Convolutional Character Networks

Recent progress has been made on developing a unified framework for joint text detection and recognition in natural images, but existing joint models were mostly built on two-stage framework by involving ROI pooling, which can degrade the performance on recognition task. In this work, we propose convolutional character networks, referred as CharNet, which is an one-stage model that can process two tasks simultaneously in one pass. CharNet directly outputs bounding boxes of words and characters, with corresponding character labels. We utilize character as basic element, allowing us to overcome the main difficulty of existing approaches that attempted to optimize text detection jointly with a RNN-based recognition branch. In addition, we develop an iterative character detection approach able to transform the ability of character detection learned from synthetic data to real-world images. These technical improvements result in a simple, compact, yet powerful one-stage model that works reliably on multi-orientation and curved text. We evaluate CharNet on three standard benchmarks, where it consistently outperforms the state-of-the-art approaches [25, 24] by a large margin, e.g., with improvements of 65.33%->71.08% (with generic lexicon) on ICDAR 2015, and 54.0%->69.23% on Total-Text, on end-to-end text recognition. Code is available at: https://github.com/MalongTech/research-charnet.

════

**GIVEN INSTRUCTION 1**
According to the CharNet abstract, what does CharNet directly output?

**Entries drawn from a collection**
════

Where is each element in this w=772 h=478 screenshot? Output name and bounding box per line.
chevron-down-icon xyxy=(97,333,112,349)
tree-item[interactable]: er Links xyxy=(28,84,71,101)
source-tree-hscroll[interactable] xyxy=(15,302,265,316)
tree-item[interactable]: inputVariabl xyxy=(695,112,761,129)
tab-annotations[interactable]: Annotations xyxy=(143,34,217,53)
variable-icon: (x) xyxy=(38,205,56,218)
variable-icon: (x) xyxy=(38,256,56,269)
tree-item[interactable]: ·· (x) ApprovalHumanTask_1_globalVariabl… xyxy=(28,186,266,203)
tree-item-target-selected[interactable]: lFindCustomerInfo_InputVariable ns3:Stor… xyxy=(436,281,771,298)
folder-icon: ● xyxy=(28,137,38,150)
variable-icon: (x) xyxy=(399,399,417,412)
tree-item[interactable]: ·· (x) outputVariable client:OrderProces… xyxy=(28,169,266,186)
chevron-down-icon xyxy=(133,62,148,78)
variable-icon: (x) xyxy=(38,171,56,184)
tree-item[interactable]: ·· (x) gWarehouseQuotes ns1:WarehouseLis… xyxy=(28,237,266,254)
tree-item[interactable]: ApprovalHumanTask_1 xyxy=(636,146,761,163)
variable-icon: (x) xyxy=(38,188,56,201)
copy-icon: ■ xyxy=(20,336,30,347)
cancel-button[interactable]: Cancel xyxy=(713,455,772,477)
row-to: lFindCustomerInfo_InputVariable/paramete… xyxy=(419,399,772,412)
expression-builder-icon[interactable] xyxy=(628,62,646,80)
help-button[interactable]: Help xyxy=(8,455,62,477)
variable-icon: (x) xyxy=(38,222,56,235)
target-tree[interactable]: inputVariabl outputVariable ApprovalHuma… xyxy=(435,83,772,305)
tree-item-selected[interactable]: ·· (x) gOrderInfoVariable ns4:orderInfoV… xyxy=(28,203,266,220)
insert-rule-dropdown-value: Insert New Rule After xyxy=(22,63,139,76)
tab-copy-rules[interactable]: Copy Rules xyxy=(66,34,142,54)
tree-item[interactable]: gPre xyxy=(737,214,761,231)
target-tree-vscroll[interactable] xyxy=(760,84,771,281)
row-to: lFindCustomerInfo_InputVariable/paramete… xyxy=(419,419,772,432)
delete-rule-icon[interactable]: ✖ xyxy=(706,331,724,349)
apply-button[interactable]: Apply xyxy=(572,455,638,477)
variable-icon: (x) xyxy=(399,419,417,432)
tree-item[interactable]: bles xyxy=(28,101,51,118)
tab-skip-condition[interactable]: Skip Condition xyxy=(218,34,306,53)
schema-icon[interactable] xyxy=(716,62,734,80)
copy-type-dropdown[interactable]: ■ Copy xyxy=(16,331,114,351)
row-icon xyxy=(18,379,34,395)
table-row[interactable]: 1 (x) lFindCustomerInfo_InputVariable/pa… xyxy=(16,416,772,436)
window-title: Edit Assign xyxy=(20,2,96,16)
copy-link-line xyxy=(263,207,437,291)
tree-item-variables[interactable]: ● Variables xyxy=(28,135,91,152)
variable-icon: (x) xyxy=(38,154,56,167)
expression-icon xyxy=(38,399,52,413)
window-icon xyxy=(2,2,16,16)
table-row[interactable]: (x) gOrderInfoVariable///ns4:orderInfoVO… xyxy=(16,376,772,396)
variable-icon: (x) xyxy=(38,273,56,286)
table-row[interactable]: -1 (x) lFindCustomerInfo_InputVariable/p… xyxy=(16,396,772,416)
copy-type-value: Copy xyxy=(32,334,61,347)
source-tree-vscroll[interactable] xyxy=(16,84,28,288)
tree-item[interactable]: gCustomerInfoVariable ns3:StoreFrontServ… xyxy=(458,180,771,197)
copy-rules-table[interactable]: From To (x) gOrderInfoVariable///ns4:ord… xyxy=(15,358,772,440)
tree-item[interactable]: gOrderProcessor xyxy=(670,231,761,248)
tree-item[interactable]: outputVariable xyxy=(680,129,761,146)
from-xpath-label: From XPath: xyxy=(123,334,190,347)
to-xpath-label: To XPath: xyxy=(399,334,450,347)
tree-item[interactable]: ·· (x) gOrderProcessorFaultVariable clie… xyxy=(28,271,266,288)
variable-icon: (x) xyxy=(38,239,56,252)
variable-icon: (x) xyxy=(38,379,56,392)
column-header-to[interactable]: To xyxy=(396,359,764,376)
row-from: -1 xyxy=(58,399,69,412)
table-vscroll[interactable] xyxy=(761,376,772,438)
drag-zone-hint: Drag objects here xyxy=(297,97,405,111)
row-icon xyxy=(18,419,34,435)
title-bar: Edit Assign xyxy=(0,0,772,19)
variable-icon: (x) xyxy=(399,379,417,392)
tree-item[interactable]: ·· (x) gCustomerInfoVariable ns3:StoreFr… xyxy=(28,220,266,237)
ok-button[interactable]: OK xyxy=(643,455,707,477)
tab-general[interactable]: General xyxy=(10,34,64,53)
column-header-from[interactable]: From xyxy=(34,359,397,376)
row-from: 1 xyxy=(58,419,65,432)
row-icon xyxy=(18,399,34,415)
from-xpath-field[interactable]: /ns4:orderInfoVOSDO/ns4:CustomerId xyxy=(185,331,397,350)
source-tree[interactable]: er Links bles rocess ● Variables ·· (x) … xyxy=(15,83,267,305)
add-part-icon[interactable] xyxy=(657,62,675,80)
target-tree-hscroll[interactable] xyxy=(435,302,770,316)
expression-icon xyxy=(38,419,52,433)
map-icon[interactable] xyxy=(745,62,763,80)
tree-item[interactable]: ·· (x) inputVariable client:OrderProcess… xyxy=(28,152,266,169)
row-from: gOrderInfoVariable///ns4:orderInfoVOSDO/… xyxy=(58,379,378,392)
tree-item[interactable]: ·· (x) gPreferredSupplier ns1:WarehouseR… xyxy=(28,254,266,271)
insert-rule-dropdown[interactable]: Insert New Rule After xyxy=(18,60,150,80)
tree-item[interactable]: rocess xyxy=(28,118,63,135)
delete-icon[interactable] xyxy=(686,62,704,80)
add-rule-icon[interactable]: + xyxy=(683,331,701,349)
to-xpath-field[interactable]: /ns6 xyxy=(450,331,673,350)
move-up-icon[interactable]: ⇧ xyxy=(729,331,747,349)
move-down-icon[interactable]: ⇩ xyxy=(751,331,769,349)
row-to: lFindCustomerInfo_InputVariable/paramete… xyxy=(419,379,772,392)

════

**GIVEN INSTRUCTION 2**
In the records, rewrite the lines from the start through the line containing "tree-item-selected[interactable]: ·· (x)", inclusive, replacing "variable-icon" with "var-icon" and leaving everything else unchanged. Return only those lines.

**RESPONSE 1**
Bounding boxes of words and characters, with corresponding character labels.

**RESPONSE 2**
Where is each element in this w=772 h=478 screenshot? Output name and bounding box per line.
chevron-down-icon xyxy=(97,333,112,349)
tree-item[interactable]: er Links xyxy=(28,84,71,101)
source-tree-hscroll[interactable] xyxy=(15,302,265,316)
tree-item[interactable]: inputVariabl xyxy=(695,112,761,129)
tab-annotations[interactable]: Annotations xyxy=(143,34,217,53)
var-icon: (x) xyxy=(38,205,56,218)
var-icon: (x) xyxy=(38,256,56,269)
tree-item[interactable]: ·· (x) ApprovalHumanTask_1_globalVariabl… xyxy=(28,186,266,203)
tree-item-target-selected[interactable]: lFindCustomerInfo_InputVariable ns3:Stor… xyxy=(436,281,771,298)
folder-icon: ● xyxy=(28,137,38,150)
var-icon: (x) xyxy=(399,399,417,412)
tree-item[interactable]: ·· (x) outputVariable client:OrderProces… xyxy=(28,169,266,186)
chevron-down-icon xyxy=(133,62,148,78)
var-icon: (x) xyxy=(38,171,56,184)
tree-item[interactable]: ·· (x) gWarehouseQuotes ns1:WarehouseLis… xyxy=(28,237,266,254)
tree-item[interactable]: ApprovalHumanTask_1 xyxy=(636,146,761,163)
var-icon: (x) xyxy=(38,188,56,201)
copy-icon: ■ xyxy=(20,336,30,347)
cancel-button[interactable]: Cancel xyxy=(713,455,772,477)
row-to: lFindCustomerInfo_InputVariable/paramete… xyxy=(419,399,772,412)
expression-builder-icon[interactable] xyxy=(628,62,646,80)
help-button[interactable]: Help xyxy=(8,455,62,477)
var-icon: (x) xyxy=(38,222,56,235)
target-tree[interactable]: inputVariabl outputVariable ApprovalHuma… xyxy=(435,83,772,305)
tree-item-selected[interactable]: ·· (x) gOrderInfoVariable ns4:orderInfoV… xyxy=(28,203,266,220)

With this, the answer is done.